_Work to be completed_
Look below. Copy each line that has "backup" in it.

Data entries
_____

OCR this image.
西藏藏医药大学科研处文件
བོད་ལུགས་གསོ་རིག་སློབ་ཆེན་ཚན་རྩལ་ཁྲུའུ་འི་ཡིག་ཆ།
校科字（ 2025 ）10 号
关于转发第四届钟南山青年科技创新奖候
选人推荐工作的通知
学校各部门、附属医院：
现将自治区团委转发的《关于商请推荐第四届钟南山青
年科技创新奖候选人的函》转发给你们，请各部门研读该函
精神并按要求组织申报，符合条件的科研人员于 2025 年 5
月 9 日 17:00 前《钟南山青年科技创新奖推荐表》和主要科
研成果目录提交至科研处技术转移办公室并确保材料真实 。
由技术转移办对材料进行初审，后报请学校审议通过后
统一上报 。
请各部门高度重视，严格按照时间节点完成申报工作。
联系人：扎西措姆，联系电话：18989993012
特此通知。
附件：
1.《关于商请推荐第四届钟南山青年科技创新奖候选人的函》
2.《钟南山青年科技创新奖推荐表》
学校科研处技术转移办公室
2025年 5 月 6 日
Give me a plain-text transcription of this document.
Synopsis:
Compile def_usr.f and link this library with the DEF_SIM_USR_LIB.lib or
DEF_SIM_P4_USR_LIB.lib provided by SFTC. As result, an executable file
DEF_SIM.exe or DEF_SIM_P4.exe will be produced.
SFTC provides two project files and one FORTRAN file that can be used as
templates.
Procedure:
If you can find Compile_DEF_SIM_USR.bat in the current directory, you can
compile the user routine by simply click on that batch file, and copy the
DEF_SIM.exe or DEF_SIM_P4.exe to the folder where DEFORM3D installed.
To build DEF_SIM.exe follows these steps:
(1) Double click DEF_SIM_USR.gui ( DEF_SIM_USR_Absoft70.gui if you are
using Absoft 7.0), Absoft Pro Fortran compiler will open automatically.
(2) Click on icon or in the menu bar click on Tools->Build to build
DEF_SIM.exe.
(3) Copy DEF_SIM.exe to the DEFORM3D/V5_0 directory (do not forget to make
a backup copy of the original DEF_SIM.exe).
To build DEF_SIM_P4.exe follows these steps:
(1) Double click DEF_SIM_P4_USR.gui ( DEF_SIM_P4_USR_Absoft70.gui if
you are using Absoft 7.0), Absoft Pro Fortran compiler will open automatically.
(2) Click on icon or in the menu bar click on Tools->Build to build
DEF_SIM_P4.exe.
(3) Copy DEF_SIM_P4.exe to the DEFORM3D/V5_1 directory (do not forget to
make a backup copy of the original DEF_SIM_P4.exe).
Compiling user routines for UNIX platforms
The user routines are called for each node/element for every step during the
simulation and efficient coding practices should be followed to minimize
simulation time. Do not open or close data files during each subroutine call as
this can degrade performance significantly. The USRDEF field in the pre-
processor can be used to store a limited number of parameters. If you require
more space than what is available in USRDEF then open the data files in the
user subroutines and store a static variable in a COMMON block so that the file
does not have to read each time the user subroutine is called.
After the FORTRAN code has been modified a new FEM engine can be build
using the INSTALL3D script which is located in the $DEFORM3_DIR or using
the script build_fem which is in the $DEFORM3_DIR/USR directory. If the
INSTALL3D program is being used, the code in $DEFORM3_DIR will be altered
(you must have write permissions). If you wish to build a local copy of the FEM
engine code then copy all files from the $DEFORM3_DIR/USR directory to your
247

_____

_Solved problem_
a backup copy of the original DEF_SIM.exe).
make a backup copy of the original DEF_SIM_P4.exe).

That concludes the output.